Retype exactly the lines that start at the line with "Output the text content of this document." and end at the final line, both included, and leave out every picture.

——

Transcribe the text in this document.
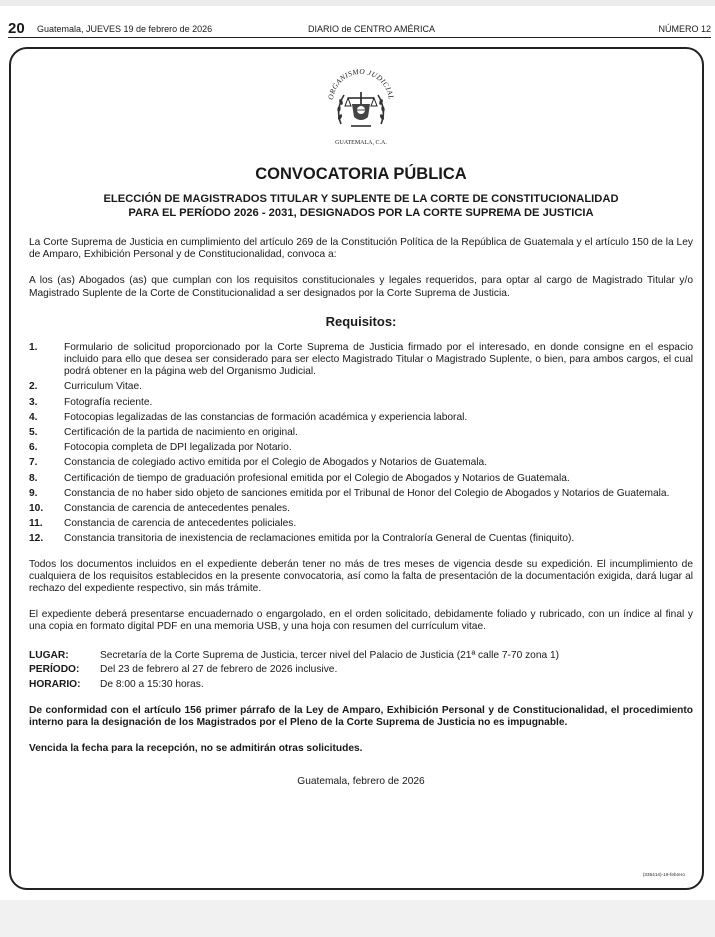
20 Guatemala, JUEVES 19 de febrero de 2026	DIARIO de CENTRO AMÉRICA	NÚMERO 12
ORGANISMO JUDICIAL
GUATEMALA, C.A.
CONVOCATORIA PÚBLICA
ELECCIÓN DE MAGISTRADOS TITULAR Y SUPLENTE DE LA CORTE DE CONSTITUCIONALIDAD
PARA EL PERÍODO 2026 - 2031, DESIGNADOS POR LA CORTE SUPREMA DE JUSTICIA

La Corte Suprema de Justicia en cumplimiento del artículo 269 de la Constitución Política de la República de Guatemala y el artículo 150 de la Ley de Amparo, Exhibición Personal y de Constitucionalidad, convoca a:

A los (as) Abogados (as) que cumplan con los requisitos constitucionales y legales requeridos, para optar al cargo de Magistrado Titular y/o Magistrado Suplente de la Corte de Constitucionalidad a ser designados por la Corte Suprema de Justicia.

Requisitos:
1.	Formulario de solicitud proporcionado por la Corte Suprema de Justicia firmado por el interesado, en donde consigne en el espacio incluido para ello que desea ser considerado para ser electo Magistrado Titular o Magistrado Suplente, o bien, para ambos cargos, el cual podrá obtener en la página web del Organismo Judicial.
2.	Curriculum Vitae.
3.	Fotografía reciente.
4.	Fotocopias legalizadas de las constancias de formación académica y experiencia laboral.
5.	Certificación de la partida de nacimiento en original.
6.	Fotocopia completa de DPI legalizada por Notario.
7.	Constancia de colegiado activo emitida por el Colegio de Abogados y Notarios de Guatemala.
8.	Certificación de tiempo de graduación profesional emitida por el Colegio de Abogados y Notarios de Guatemala.
9.	Constancia de no haber sido objeto de sanciones emitida por el Tribunal de Honor del Colegio de Abogados y Notarios de Guatemala.
10. Constancia de carencia de antecedentes penales.
11. Constancia de carencia de antecedentes policiales.
12. Constancia transitoria de inexistencia de reclamaciones emitida por la Contraloría General de Cuentas (finiquito).

Todos los documentos incluidos en el expediente deberán tener no más de tres meses de vigencia desde su expedición. El incumplimiento de cualquiera de los requisitos establecidos en la presente convocatoria, así como la falta de presentación de la documentación exigida, dará lugar al rechazo del expediente respectivo, sin más trámite.

El expediente deberá presentarse encuadernado o engargolado, en el orden solicitado, debidamente foliado y rubricado, con un índice al final y una copia en formato digital PDF en una memoria USB, y una hoja con resumen del currículum vitae.

LUGAR:	Secretaría de la Corte Suprema de Justicia, tercer nivel del Palacio de Justicia (21ª calle 7-70 zona 1)
PERÍODO: Del 23 de febrero al 27 de febrero de 2026 inclusive.
HORARIO: De 8:00 a 15:30 horas.

De conformidad con el artículo 156 primer párrafo de la Ley de Amparo, Exhibición Personal y de Constitucionalidad, el procedimiento interno para la designación de los Magistrados por el Pleno de la Corte Suprema de Justicia no es impugnable.

Vencida la fecha para la recepción, no se admitirán otras solicitudes.

Guatemala, febrero de 2026
(336414)-19-febrero
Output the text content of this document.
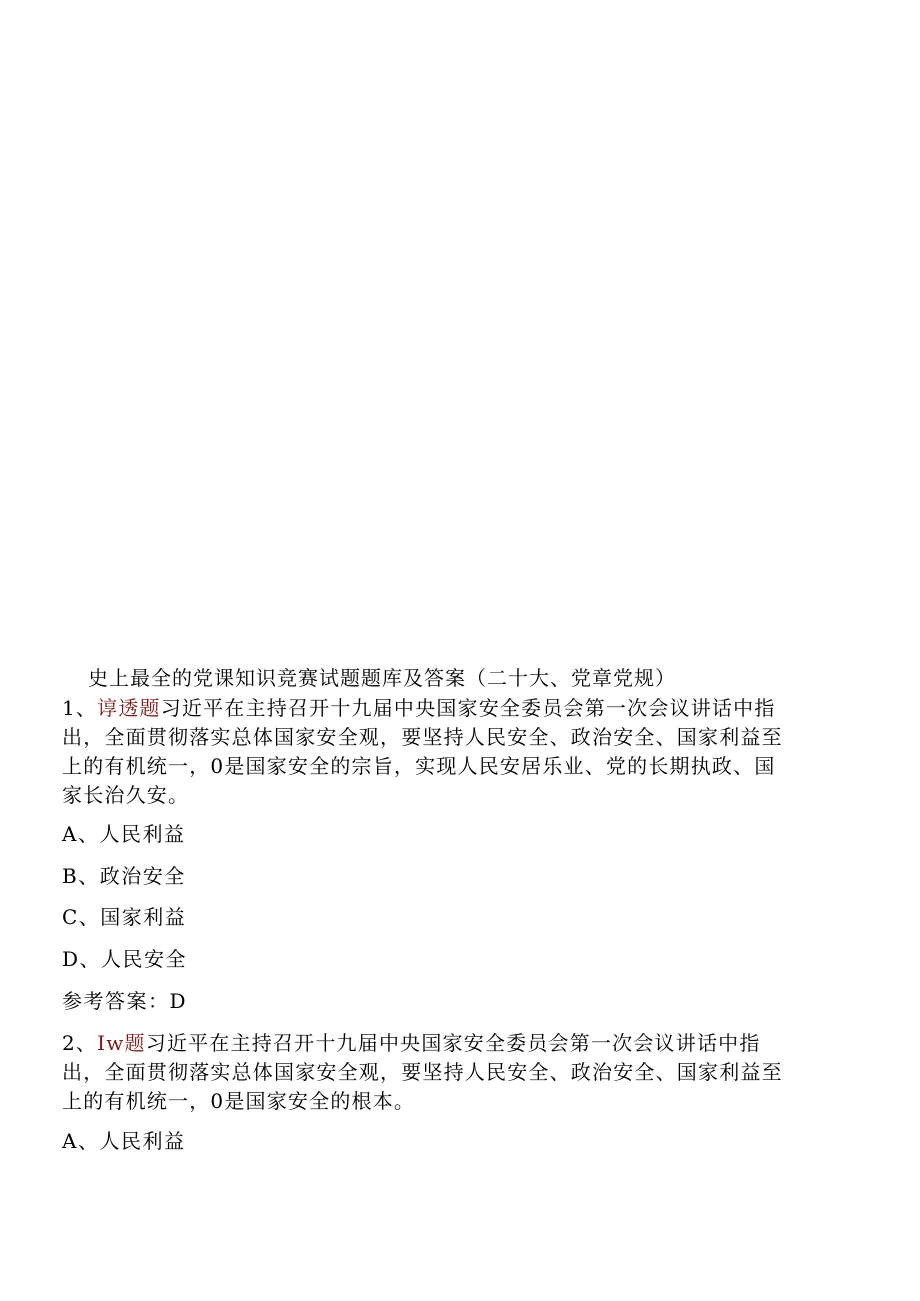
史上最全的党课知识竞赛试题题库及答案（二十大、党章党规）
1、谆透题习近平在主持召开十九届中央国家安全委员会第一次会议讲话中指
出，全面贯彻落实总体国家安全观，要坚持人民安全、政治安全、国家利益至
上的有机统一，0是国家安全的宗旨，实现人民安居乐业、党的长期执政、国
家长治久安。
A、人民利益
B、政治安全
C、国家利益
D、人民安全
参考答案：D
2、Iw题习近平在主持召开十九届中央国家安全委员会第一次会议讲话中指
出，全面贯彻落实总体国家安全观，要坚持人民安全、政治安全、国家利益至
上的有机统一，0是国家安全的根本。
A、人民利益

——

## Solution to this exercise
Output the text content of this document.
史上最全的党课知识竞赛试题题库及答案（二十大、党章党规）
1、谆透题习近平在主持召开十九届中央国家安全委员会第一次会议讲话中指
出，全面贯彻落实总体国家安全观，要坚持人民安全、政治安全、国家利益至
上的有机统一，0是国家安全的宗旨，实现人民安居乐业、党的长期执政、国
家长治久安。
A、人民利益
B、政治安全
C、国家利益
D、人民安全
参考答案：D
2、Iw题习近平在主持召开十九届中央国家安全委员会第一次会议讲话中指
出，全面贯彻落实总体国家安全观，要坚持人民安全、政治安全、国家利益至
上的有机统一，0是国家安全的根本。
A、人民利益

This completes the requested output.